- _Given exercise_
Each line in the entries below that holds the string "number" is to be listed.
┏━━
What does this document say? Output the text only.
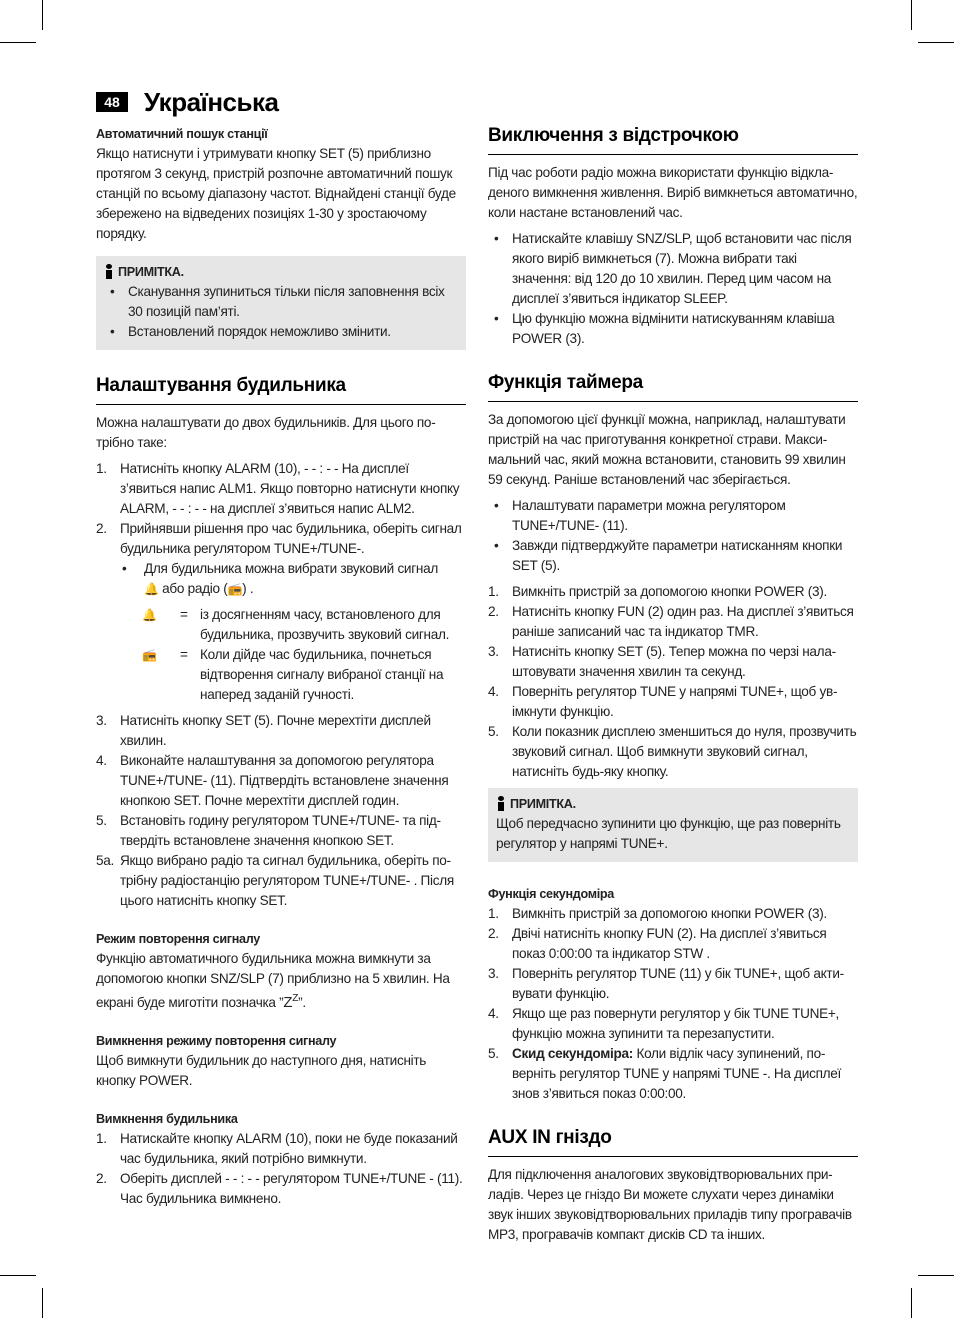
48 Українська

Автоматичний пошук станції

Якщо натиснути і утримувати кнопку SET (5) приблизно протягом 3 секунд, пристрій розпочне автоматичний пошук станцій по всьому діапазону частот. Віднайдені станції буде збережено на відведених позиціях 1-30 у зростаючому порядку.

ПРИМІТКА.
• Сканування зупиниться тільки після заповнення всіх 30 позицій пам’яті.
• Встановлений порядок неможливо змінити.
Налаштування будильника

Можна налаштувати до двох будильників. Для цього потрібно таке:

1. Натисніть кнопку ALARM (10), - - : - - На дисплеї з’явиться напис ALM1. Якщо повторно натиснути кнопку ALARM, - - : - - на дисплеї з’явиться напис ALM2.
2. Прийнявши рішення про час будильника, оберіть сигнал будильника регулятором TUNE+/TUNE-.
• Для будильника можна вибрати звуковий сигнал
🔔 або радіо (📻) .
🔔	= із досягненням часу, встановленого для будильника, прозвучить звуковий сигнал.
📻	= Коли дійде час будильника, почнеться відтворення сигналу вибраної станції на наперед заданій гучності.
3. Натисніть кнопку SET (5). Почне мерехтіти дисплей хвилин.
4. Виконайте налаштування за допомогою регулятора TUNE+/TUNE- (11). Підтвердіть встановлене значення кнопкою SET. Почне мерехтіти дисплей годин.
5. Встановіть годину регулятором TUNE+/TUNE- та підтвердіть встановлене значення кнопкою SET.
5a. Якщо вибрано радіо та сигнал будильника, оберіть потрібну радіостанцію регулятором TUNE+/TUNE- . Після цього натисніть кнопку SET.

Режим повторення сигналу

Функцію автоматичного будильника можна вимкнути за допомогою кнопки SNZ/SLP (7) приблизно на 5 хвилин. На екрані буде миготіти позначка $”Z^Z$”.

Вимкнення режиму повторення сигналу

Щоб вимкнути будильник до наступного дня, натисніть кнопку POWER.

Вимкнення будильника

1. Натискайте кнопку ALARM (10), поки не буде показаний час будильника, який потрібно вимкнути.
2. Оберіть дисплей - - : - - регулятором TUNE+/TUNE - (11). Час будильника вимкнено.
Виключення з відстрочкою

Під час роботи радіо можна використати функцію відкладеного вимкнення живлення. Виріб вимкнеться автоматично, коли настане встановлений час.

• Натискайте клавішу SNZ/SLP, щоб встановити час після якого виріб вимкнеться (7). Можна вибрати такі значення: від 120 до 10 хвилин. Перед цим часом на дисплеї з’явиться індикатор SLEEP.
• Цю функцію можна відмінити натискуванням клавіша POWER (3).
Функція таймера

За допомогою цієї функції можна, наприклад, налаштувати пристрій на час приготування конкретної страви. Максимальний час, який можна встановити, становить 99 хвилин 59 секунд. Раніше встановлений час зберігається.

• Налаштувати параметри можна регулятором TUNE+/TUNE- (11).
• Завжди підтверджуйте параметри натисканням кнопки SET (5).
1. Вимкніть пристрій за допомогою кнопки POWER (3).
2. Натисніть кнопку FUN (2) один раз. На дисплеї з’явиться раніше записаний час та індикатор TMR.
3. Натисніть кнопку SET (5). Тепер можна по черзі налаштовувати значення хвилин та секунд.
4. Поверніть регулятор TUNE у напрямі TUNE+, щоб увімкнути функцію.
5. Коли показник дисплею зменшиться до нуля, прозвучить звуковий сигнал. Щоб вимкнути звуковий сигнал, натисніть будь-яку кнопку.
ПРИМІТКА.

Щоб передчасно зупинити цю функцію, ще раз поверніть регулятор у напрямі TUNE+.

Функція секундоміра

1. Вимкніть пристрій за допомогою кнопки POWER (3).
2. Двічі натисніть кнопку FUN (2). На дисплеї з’явиться показ 0:00:00 та індикатор STW .
3. Поверніть регулятор TUNE (11) у бік TUNE+, щоб активувати функцію.
4. Якщо ще раз повернути регулятор у бік TUNE TUNE+, функцію можна зупинити та перезапустити.
5. Скид секундоміра: Коли відлік часу зупинений, поверніть регулятор TUNE у напрямі TUNE -. На дисплеї знов з’явиться показ 0:00:00.
AUX IN гніздо

Для підключення аналогових звуковідтворювальних приладів. Через це гніздо Ви можете слухати через динаміки звук інших звуковідтворювальних приладів типу програвачів MP3, програвачів компакт дисків CD та інших.
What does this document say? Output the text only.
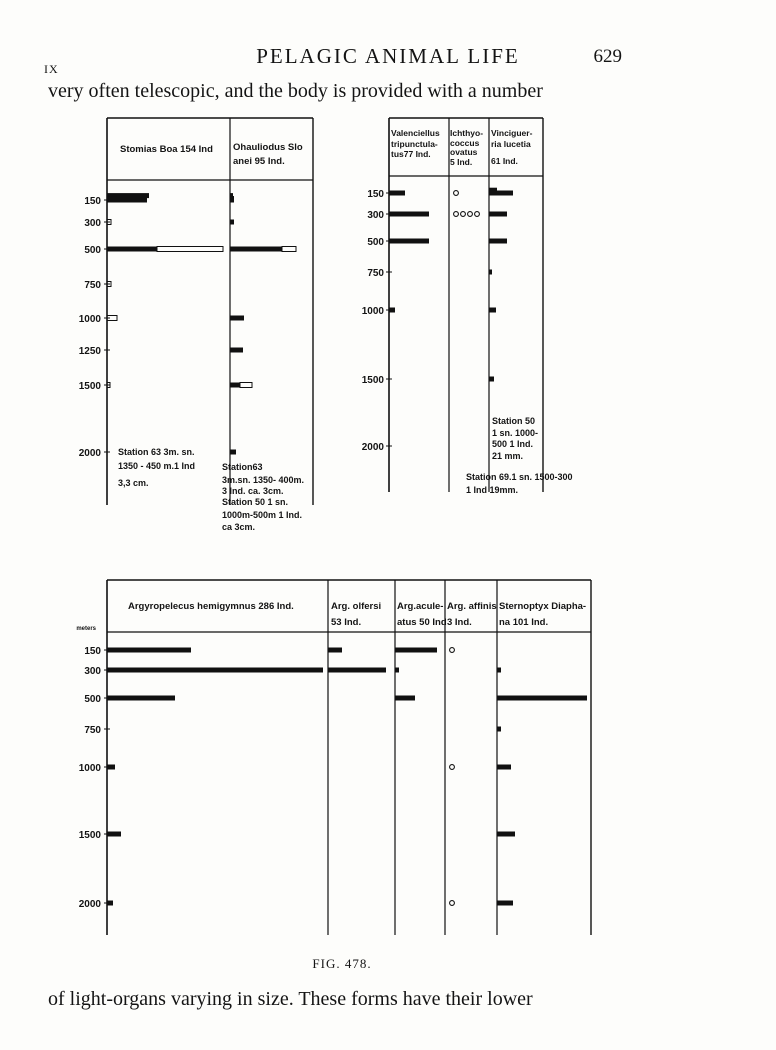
IX
PELAGIC ANIMAL LIFE	629
very often telescopic, and the body is provided with a number
150
300
500
750
1000
1250
1500
2000
Stomias Boa 154 Ind
Station 63 3m. sn.
1350 - 450 m.1 Ind
3,3 cm.
Ohauliodus Slo
anei 95 Ind.
Station63
3m.sn. 1350- 400m.
3 Ind. ca. 3cm.
Station 50 1 sn.
1000m-500m 1 Ind.
ca 3cm.
150
300
500
750
1000
1500
2000
Valenciellus
tripunctula-
tus77 Ind.
Ichthyo-
coccus
ovatus
5 Ind.
Station 69.1 sn. 1500-300
1 Ind 19mm.
Vinciguer-
ria lucetia
61 Ind.
Station 50
1 sn. 1000-
500 1 Ind.
21 mm.
150
300
500
750
1000
1500
2000
meters
Argyropelecus hemigymnus 286 Ind.	Arg. olfersi
53 Ind.
Arg.acule-
atus 50 Ind
Arg. affinis
3 Ind.
Sternoptyx Diapha-
na 101 Ind.
FIG. 478.
of light-organs varying in size. These forms have their lower
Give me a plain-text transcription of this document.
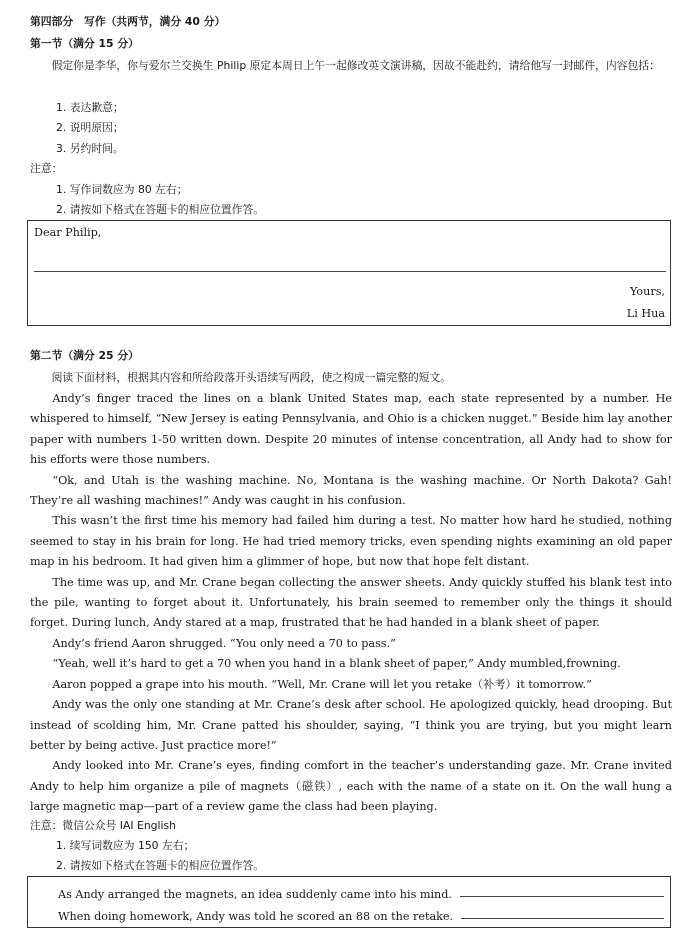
第四部分　写作（共两节，满分 40 分）
第一节（满分 15 分）

假定你是李华，你与爱尔兰交换生 Philip 原定本周日上午一起修改英文演讲稿，因故不能赴约，请给他写一封邮件，内容包括：

1. 表达歉意；

2. 说明原因；

3. 另约时间。

注意：

1. 写作词数应为 80 左右；

2. 请按如下格式在答题卡的相应位置作答。

Dear Philip,
Yours,
Li Hua
第二节（满分 25 分）

阅读下面材料，根据其内容和所给段落开头语续写两段，使之构成一篇完整的短文。

Andy’s finger traced the lines on a blank United States map, each state represented by a number. He whispered to himself, “New Jersey is eating Pennsylvania, and Ohio is a chicken nugget.” Beside him lay another paper with numbers 1-50 written down. Despite 20 minutes of intense concentration, all Andy had to show for his efforts were those numbers.

“Ok, and Utah is the washing machine. No, Montana is the washing machine. Or North Dakota? Gah! They’re all washing machines!” Andy was caught in his confusion.

This wasn’t the first time his memory had failed him during a test. No matter how hard he studied, nothing seemed to stay in his brain for long. He had tried memory tricks, even spending nights examining an old paper map in his bedroom. It had given him a glimmer of hope, but now that hope felt distant.

The time was up, and Mr. Crane began collecting the answer sheets. Andy quickly stuffed his blank test into the pile, wanting to forget about it. Unfortunately, his brain seemed to remember only the things it should forget. During lunch, Andy stared at a map, frustrated that he had handed in a blank sheet of paper.

Andy’s friend Aaron shrugged. “You only need a 70 to pass.”

“Yeah, well it’s hard to get a 70 when you hand in a blank sheet of paper,” Andy mumbled,frowning.

Aaron popped a grape into his mouth. “Well, Mr. Crane will let you retake（补考）it tomorrow.”

Andy was the only one standing at Mr. Crane’s desk after school. He apologized quickly, head drooping. But instead of scolding him, Mr. Crane patted his shoulder, saying, “I think you are trying, but you might learn better by being active. Just practice more!”

Andy looked into Mr. Crane’s eyes, finding comfort in the teacher’s understanding gaze. Mr. Crane invited Andy to help him organize a pile of magnets（磁铁）, each with the name of a state on it. On the wall hung a large magnetic map—part of a review game the class had been playing.

注意：微信公众号 IAI English

1. 续写词数应为 150 左右；

2. 请按如下格式在答题卡的相应位置作答。

As Andy arranged the magnets, an idea suddenly came into his mind.
When doing homework, Andy was told he scored an 88 on the retake.
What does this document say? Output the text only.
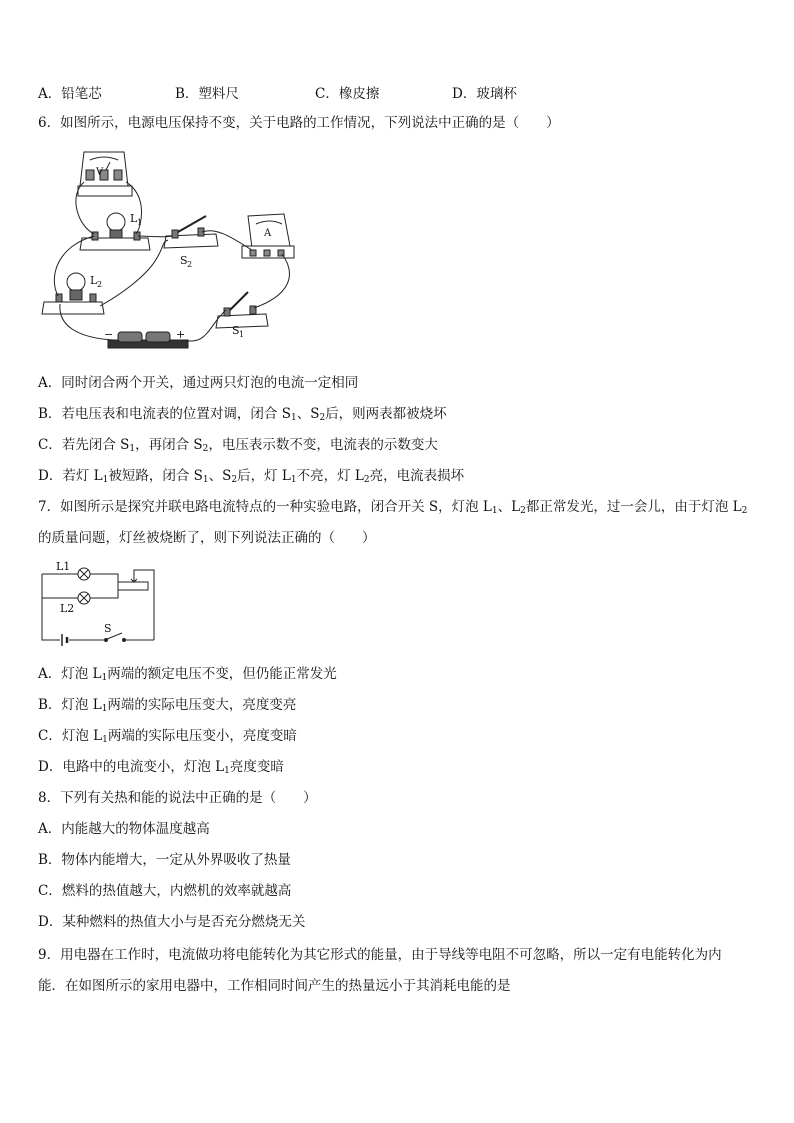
A．铅笔芯	B．塑料尺	C．橡皮擦	D．玻璃杯
6．如图所示，电源电压保持不变，关于电路的工作情况，下列说法中正确的是（　　）
V
A
L 1
L 2
S 2
S 1
−	+
A．同时闭合两个开关，通过两只灯泡的电流一定相同
B．若电压表和电流表的位置对调，闭合 $S_1$、$S_2$后，则两表都被烧坏
C．若先闭合 $S_1$，再闭合 $S_2$，电压表示数不变，电流表的示数变大
D．若灯 $L_1$被短路，闭合 $S_1$、$S_2$后，灯 $L_1$不亮，灯 $L_2$亮，电流表损坏
7．如图所示是探究并联电路电流特点的一种实验电路，闭合开关 S，灯泡 $L_1$、$L_2$都正常发光，过一会儿，由于灯泡 $L_2$
的质量问题，灯丝被烧断了，则下列说法正确的（　　）
L1
L2
S
A．灯泡 $L_1$两端的额定电压不变，但仍能正常发光
B．灯泡 $L_1$两端的实际电压变大，亮度变亮
C．灯泡 $L_1$两端的实际电压变小，亮度变暗
D．电路中的电流变小，灯泡 $L_1$亮度变暗
8．下列有关热和能的说法中正确的是（　　）
A．内能越大的物体温度越高
B．物体内能增大，一定从外界吸收了热量
C．燃料的热值越大，内燃机的效率就越高
D．某种燃料的热值大小与是否充分燃烧无关
9．用电器在工作时，电流做功将电能转化为其它形式的能量，由于导线等电阻不可忽略，所以一定有电能转化为内
能．在如图所示的家用电器中，工作相同时间产生的热量远小于其消耗电能的是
┗━━
- _Answer to this problem_
very often telescopic, and the body is provided with a number
Andy’s finger traced the lines on a blank United States map, each state represented by a number. He whispered to himself, “New Jersey is eating Pennsylvania, and Ohio is a chicken nugget.” Beside him lay another paper with numbers 1-50 written down. Despite 20 minutes of intense concentration, all Andy had to show for his efforts were those numbers.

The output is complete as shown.